[start of TASK DATA]
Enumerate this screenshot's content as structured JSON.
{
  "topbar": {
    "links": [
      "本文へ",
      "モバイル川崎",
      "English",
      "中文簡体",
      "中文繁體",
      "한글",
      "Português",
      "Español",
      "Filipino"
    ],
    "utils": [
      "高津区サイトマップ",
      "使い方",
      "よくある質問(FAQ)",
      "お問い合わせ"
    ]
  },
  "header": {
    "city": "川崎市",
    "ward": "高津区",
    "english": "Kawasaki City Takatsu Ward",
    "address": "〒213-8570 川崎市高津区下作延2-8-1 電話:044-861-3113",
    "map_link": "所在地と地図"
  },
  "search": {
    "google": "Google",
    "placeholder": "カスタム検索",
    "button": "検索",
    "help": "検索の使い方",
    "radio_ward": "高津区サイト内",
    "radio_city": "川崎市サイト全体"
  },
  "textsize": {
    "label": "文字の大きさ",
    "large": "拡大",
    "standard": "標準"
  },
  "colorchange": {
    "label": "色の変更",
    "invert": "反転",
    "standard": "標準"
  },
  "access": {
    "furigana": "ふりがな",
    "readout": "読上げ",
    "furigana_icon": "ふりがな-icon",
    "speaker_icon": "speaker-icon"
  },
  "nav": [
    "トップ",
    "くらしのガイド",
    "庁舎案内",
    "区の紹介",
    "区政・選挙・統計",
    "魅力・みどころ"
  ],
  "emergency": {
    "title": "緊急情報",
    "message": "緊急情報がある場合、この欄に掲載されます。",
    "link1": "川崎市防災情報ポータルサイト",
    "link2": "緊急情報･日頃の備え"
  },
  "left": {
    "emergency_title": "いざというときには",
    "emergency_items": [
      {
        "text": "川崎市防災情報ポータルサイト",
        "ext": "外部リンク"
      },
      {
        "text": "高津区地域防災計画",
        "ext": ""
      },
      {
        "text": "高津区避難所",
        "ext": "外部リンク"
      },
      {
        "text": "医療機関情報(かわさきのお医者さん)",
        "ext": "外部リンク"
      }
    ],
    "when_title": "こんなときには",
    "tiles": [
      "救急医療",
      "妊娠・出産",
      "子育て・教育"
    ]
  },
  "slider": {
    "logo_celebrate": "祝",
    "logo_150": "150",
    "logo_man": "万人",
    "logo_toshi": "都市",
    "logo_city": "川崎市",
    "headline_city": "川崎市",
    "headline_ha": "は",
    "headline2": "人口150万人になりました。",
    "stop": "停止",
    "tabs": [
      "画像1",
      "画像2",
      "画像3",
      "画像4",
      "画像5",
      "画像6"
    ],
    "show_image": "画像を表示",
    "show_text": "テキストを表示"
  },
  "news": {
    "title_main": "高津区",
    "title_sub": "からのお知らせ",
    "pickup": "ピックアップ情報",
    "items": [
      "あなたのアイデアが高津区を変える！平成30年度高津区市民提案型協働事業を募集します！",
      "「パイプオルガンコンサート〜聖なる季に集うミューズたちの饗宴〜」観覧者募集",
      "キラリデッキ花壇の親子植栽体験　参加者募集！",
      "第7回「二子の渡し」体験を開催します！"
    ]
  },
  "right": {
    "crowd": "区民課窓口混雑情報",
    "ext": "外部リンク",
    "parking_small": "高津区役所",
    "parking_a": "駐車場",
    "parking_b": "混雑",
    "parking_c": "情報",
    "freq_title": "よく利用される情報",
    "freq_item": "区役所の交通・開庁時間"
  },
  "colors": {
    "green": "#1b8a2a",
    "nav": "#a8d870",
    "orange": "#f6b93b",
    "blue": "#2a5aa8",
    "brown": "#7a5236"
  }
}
[end of TASK DATA]
WHAT IS REQUIRED: Repeat the listing in full, keeping every line exactly as it is.

THE RESULT:
Enumerate this screenshot's content as structured JSON.
{
  "topbar": {
    "links": [
      "本文へ",
      "モバイル川崎",
      "English",
      "中文簡体",
      "中文繁體",
      "한글",
      "Português",
      "Español",
      "Filipino"
    ],
    "utils": [
      "高津区サイトマップ",
      "使い方",
      "よくある質問(FAQ)",
      "お問い合わせ"
    ]
  },
  "header": {
    "city": "川崎市",
    "ward": "高津区",
    "english": "Kawasaki City Takatsu Ward",
    "address": "〒213-8570 川崎市高津区下作延2-8-1 電話:044-861-3113",
    "map_link": "所在地と地図"
  },
  "search": {
    "google": "Google",
    "placeholder": "カスタム検索",
    "button": "検索",
    "help": "検索の使い方",
    "radio_ward": "高津区サイト内",
    "radio_city": "川崎市サイト全体"
  },
  "textsize": {
    "label": "文字の大きさ",
    "large": "拡大",
    "standard": "標準"
  },
  "colorchange": {
    "label": "色の変更",
    "invert": "反転",
    "standard": "標準"
  },
  "access": {
    "furigana": "ふりがな",
    "readout": "読上げ",
    "furigana_icon": "ふりがな-icon",
    "speaker_icon": "speaker-icon"
  },
  "nav": [
    "トップ",
    "くらしのガイド",
    "庁舎案内",
    "区の紹介",
    "区政・選挙・統計",
    "魅力・みどころ"
  ],
  "emergency": {
    "title": "緊急情報",
    "message": "緊急情報がある場合、この欄に掲載されます。",
    "link1": "川崎市防災情報ポータルサイト",
    "link2": "緊急情報･日頃の備え"
  },
  "left": {
    "emergency_title": "いざというときには",
    "emergency_items": [
      {
        "text": "川崎市防災情報ポータルサイト",
        "ext": "外部リンク"
      },
      {
        "text": "高津区地域防災計画",
        "ext": ""
      },
      {
        "text": "高津区避難所",
        "ext": "外部リンク"
      },
      {
        "text": "医療機関情報(かわさきのお医者さん)",
        "ext": "外部リンク"
      }
    ],
    "when_title": "こんなときには",
    "tiles": [
      "救急医療",
      "妊娠・出産",
      "子育て・教育"
    ]
  },
  "slider": {
    "logo_celebrate": "祝",
    "logo_150": "150",
    "logo_man": "万人",
    "logo_toshi": "都市",
    "logo_city": "川崎市",
    "headline_city": "川崎市",
    "headline_ha": "は",
    "headline2": "人口150万人になりました。",
    "stop": "停止",
    "tabs": [
      "画像1",
      "画像2",
      "画像3",
      "画像4",
      "画像5",
      "画像6"
    ],
    "show_image": "画像を表示",
    "show_text": "テキストを表示"
  },
  "news": {
    "title_main": "高津区",
    "title_sub": "からのお知らせ",
    "pickup": "ピックアップ情報",
    "items": [
      "あなたのアイデアが高津区を変える！平成30年度高津区市民提案型協働事業を募集します！",
      "「パイプオルガンコンサート〜聖なる季に集うミューズたちの饗宴〜」観覧者募集",
      "キラリデッキ花壇の親子植栽体験　参加者募集！",
      "第7回「二子の渡し」体験を開催します！"
    ]
  },
  "right": {
    "crowd": "区民課窓口混雑情報",
    "ext": "外部リンク",
    "parking_small": "高津区役所",
    "parking_a": "駐車場",
    "parking_b": "混雑",
    "parking_c": "情報",
    "freq_title": "よく利用される情報",
    "freq_item": "区役所の交通・開庁時間"
  },
  "colors": {
    "green": "#1b8a2a",
    "nav": "#a8d870",
    "orange": "#f6b93b",
    "blue": "#2a5aa8",
    "brown": "#7a5236"
  }
}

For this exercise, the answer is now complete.